Source data
==================================================

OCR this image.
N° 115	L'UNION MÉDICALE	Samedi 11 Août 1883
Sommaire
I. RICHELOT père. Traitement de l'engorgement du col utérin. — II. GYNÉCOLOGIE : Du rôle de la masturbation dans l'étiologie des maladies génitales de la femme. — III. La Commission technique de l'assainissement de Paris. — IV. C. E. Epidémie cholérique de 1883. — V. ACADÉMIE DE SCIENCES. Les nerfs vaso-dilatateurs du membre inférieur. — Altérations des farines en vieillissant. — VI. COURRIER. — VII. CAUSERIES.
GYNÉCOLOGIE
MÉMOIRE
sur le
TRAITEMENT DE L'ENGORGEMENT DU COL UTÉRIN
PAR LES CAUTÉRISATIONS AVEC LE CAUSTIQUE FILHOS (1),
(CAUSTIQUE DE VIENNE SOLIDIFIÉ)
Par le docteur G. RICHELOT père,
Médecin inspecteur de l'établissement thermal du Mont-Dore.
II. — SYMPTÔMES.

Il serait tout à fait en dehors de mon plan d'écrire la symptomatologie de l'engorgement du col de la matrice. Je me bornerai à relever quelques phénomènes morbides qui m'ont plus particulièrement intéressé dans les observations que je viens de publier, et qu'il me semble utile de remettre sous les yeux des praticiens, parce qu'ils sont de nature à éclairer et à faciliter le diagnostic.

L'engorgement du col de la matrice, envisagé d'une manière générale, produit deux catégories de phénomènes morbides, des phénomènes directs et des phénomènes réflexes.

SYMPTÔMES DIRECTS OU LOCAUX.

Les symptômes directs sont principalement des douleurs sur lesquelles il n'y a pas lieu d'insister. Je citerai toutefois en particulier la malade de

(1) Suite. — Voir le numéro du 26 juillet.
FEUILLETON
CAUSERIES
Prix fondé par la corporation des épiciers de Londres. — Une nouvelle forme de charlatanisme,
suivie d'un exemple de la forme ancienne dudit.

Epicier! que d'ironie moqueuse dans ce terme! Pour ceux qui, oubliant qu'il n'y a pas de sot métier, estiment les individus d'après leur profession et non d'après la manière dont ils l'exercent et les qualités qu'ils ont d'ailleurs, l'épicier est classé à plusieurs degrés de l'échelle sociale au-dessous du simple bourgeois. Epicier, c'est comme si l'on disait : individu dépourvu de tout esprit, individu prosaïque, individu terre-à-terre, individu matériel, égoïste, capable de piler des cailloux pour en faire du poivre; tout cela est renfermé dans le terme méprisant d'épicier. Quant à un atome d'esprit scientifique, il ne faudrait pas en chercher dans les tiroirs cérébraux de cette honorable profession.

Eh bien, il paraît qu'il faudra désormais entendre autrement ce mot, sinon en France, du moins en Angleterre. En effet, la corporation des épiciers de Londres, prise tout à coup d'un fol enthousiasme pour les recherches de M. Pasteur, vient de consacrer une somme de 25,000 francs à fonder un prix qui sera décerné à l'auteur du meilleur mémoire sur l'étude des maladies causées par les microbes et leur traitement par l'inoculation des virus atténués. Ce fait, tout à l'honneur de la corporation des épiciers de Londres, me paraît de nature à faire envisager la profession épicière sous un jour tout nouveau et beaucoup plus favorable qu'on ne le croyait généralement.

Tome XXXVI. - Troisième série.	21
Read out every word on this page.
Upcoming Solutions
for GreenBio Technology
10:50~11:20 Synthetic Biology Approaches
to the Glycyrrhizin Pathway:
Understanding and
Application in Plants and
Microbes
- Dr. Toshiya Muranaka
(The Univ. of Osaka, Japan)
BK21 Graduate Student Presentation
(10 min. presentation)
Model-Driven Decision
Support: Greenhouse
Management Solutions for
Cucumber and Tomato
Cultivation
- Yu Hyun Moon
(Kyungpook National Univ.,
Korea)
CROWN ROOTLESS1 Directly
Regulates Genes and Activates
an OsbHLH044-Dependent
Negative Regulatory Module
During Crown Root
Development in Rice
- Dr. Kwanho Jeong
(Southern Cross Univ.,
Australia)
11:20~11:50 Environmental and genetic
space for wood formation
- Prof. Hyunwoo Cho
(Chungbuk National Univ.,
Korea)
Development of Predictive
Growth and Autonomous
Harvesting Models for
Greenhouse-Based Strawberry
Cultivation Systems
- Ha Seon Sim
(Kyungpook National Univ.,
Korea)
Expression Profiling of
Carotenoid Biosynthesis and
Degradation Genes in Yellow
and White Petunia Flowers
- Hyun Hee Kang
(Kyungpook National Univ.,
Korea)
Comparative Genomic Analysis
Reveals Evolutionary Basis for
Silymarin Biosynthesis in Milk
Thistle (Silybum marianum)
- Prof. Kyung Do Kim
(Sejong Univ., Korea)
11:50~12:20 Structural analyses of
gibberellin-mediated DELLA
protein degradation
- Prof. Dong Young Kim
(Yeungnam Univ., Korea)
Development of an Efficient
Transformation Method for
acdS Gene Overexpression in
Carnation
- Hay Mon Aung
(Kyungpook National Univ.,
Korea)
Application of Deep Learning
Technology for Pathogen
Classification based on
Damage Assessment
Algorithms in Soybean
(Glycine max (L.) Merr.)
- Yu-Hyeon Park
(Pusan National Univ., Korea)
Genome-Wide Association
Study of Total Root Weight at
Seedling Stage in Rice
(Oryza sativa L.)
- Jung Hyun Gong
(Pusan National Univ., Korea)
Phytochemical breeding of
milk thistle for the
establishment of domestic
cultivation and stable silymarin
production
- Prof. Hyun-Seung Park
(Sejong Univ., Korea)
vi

==================================================

▶ _DIRECTIONS FOR THIS TASK_:
Each line of the records that contains the string "RICHELOT" must be copied.

▶ _ANSWER SECTION_:
I. RICHELOT père. Traitement de l'engorgement du col utérin. — II. GYNÉCOLOGIE : Du rôle de la masturbation dans l'étiologie des maladies génitales de la femme. — III. La Commission technique de l'assainissement de Paris. — IV. C. E. Epidémie cholérique de 1883. — V. ACADÉMIE DE SCIENCES. Les nerfs vaso-dilatateurs du membre inférieur. — Altérations des farines en vieillissant. — VI. COURRIER. — VII. CAUSERIES.
Par le docteur G. RICHELOT père,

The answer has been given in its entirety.